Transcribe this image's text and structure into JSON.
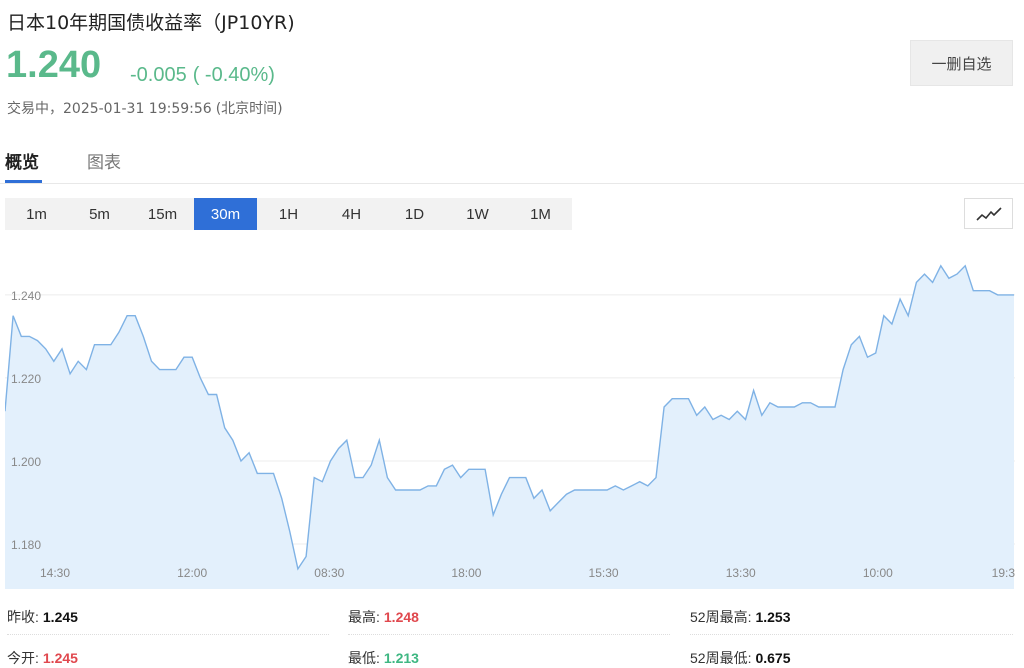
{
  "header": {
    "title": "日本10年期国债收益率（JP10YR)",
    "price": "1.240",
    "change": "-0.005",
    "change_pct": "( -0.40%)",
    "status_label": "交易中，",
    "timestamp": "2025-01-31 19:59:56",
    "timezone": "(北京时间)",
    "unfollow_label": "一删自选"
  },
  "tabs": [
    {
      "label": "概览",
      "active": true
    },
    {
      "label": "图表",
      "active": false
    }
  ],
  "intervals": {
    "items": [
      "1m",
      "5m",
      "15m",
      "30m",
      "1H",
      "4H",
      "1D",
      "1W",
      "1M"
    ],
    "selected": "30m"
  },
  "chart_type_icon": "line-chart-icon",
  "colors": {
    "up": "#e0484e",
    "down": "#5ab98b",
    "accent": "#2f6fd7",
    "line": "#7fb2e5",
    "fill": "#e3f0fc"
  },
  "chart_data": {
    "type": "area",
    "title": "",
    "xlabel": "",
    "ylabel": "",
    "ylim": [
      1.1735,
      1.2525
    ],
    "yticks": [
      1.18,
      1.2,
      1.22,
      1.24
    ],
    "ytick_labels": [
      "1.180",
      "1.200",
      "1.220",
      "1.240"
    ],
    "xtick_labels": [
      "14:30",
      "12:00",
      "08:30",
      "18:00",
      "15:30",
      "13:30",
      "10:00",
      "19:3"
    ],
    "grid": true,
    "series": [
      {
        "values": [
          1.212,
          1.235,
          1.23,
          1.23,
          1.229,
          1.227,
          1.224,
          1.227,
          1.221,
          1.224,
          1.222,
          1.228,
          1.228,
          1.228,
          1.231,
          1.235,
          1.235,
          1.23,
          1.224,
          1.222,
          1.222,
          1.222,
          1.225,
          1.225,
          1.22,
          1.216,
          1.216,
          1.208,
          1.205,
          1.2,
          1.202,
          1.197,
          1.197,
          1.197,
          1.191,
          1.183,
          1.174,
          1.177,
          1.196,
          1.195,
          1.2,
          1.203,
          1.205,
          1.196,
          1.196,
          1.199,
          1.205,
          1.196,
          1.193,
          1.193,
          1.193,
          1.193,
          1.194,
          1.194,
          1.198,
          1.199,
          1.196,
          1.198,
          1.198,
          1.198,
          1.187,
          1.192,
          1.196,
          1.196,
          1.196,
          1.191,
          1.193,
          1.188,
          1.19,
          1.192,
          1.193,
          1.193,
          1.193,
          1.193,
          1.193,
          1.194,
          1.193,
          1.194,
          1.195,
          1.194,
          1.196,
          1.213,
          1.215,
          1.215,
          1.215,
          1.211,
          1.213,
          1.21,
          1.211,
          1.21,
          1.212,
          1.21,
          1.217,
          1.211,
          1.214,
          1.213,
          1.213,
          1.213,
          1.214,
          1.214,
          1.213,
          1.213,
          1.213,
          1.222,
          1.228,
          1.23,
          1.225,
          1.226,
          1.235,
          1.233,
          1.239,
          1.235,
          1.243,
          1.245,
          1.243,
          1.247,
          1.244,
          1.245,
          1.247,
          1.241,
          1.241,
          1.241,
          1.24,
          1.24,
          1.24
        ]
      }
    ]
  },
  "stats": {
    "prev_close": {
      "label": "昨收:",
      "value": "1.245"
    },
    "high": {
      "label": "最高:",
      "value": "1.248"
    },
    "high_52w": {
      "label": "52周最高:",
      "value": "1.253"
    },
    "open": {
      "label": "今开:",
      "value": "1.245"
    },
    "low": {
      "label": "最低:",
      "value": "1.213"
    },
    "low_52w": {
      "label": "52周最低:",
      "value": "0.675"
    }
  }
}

To be done
Restate each line of the records exactly; pictures do not belong in the copy.

Output below
Transcribe this image's text and structure into JSON.
{
  "header": {
    "title": "日本10年期国债收益率（JP10YR)",
    "price": "1.240",
    "change": "-0.005",
    "change_pct": "( -0.40%)",
    "status_label": "交易中，",
    "timestamp": "2025-01-31 19:59:56",
    "timezone": "(北京时间)",
    "unfollow_label": "一删自选"
  },
  "tabs": [
    {
      "label": "概览",
      "active": true
    },
    {
      "label": "图表",
      "active": false
    }
  ],
  "intervals": {
    "items": [
      "1m",
      "5m",
      "15m",
      "30m",
      "1H",
      "4H",
      "1D",
      "1W",
      "1M"
    ],
    "selected": "30m"
  },
  "chart_type_icon": "line-chart-icon",
  "colors": {
    "up": "#e0484e",
    "down": "#5ab98b",
    "accent": "#2f6fd7",
    "line": "#7fb2e5",
    "fill": "#e3f0fc"
  },
  "chart_data": {
    "type": "area",
    "title": "",
    "xlabel": "",
    "ylabel": "",
    "ylim": [
      1.1735,
      1.2525
    ],
    "yticks": [
      1.18,
      1.2,
      1.22,
      1.24
    ],
    "ytick_labels": [
      "1.180",
      "1.200",
      "1.220",
      "1.240"
    ],
    "xtick_labels": [
      "14:30",
      "12:00",
      "08:30",
      "18:00",
      "15:30",
      "13:30",
      "10:00",
      "19:3"
    ],
    "grid": true,
    "series": [
      {
        "values": [
          1.212,
          1.235,
          1.23,
          1.23,
          1.229,
          1.227,
          1.224,
          1.227,
          1.221,
          1.224,
          1.222,
          1.228,
          1.228,
          1.228,
          1.231,
          1.235,
          1.235,
          1.23,
          1.224,
          1.222,
          1.222,
          1.222,
          1.225,
          1.225,
          1.22,
          1.216,
          1.216,
          1.208,
          1.205,
          1.2,
          1.202,
          1.197,
          1.197,
          1.197,
          1.191,
          1.183,
          1.174,
          1.177,
          1.196,
          1.195,
          1.2,
          1.203,
          1.205,
          1.196,
          1.196,
          1.199,
          1.205,
          1.196,
          1.193,
          1.193,
          1.193,
          1.193,
          1.194,
          1.194,
          1.198,
          1.199,
          1.196,
          1.198,
          1.198,
          1.198,
          1.187,
          1.192,
          1.196,
          1.196,
          1.196,
          1.191,
          1.193,
          1.188,
          1.19,
          1.192,
          1.193,
          1.193,
          1.193,
          1.193,
          1.193,
          1.194,
          1.193,
          1.194,
          1.195,
          1.194,
          1.196,
          1.213,
          1.215,
          1.215,
          1.215,
          1.211,
          1.213,
          1.21,
          1.211,
          1.21,
          1.212,
          1.21,
          1.217,
          1.211,
          1.214,
          1.213,
          1.213,
          1.213,
          1.214,
          1.214,
          1.213,
          1.213,
          1.213,
          1.222,
          1.228,
          1.23,
          1.225,
          1.226,
          1.235,
          1.233,
          1.239,
          1.235,
          1.243,
          1.245,
          1.243,
          1.247,
          1.244,
          1.245,
          1.247,
          1.241,
          1.241,
          1.241,
          1.24,
          1.24,
          1.24
        ]
      }
    ]
  },
  "stats": {
    "prev_close": {
      "label": "昨收:",
      "value": "1.245"
    },
    "high": {
      "label": "最高:",
      "value": "1.248"
    },
    "high_52w": {
      "label": "52周最高:",
      "value": "1.253"
    },
    "open": {
      "label": "今开:",
      "value": "1.245"
    },
    "low": {
      "label": "最低:",
      "value": "1.213"
    },
    "low_52w": {
      "label": "52周最低:",
      "value": "0.675"
    }
  }
}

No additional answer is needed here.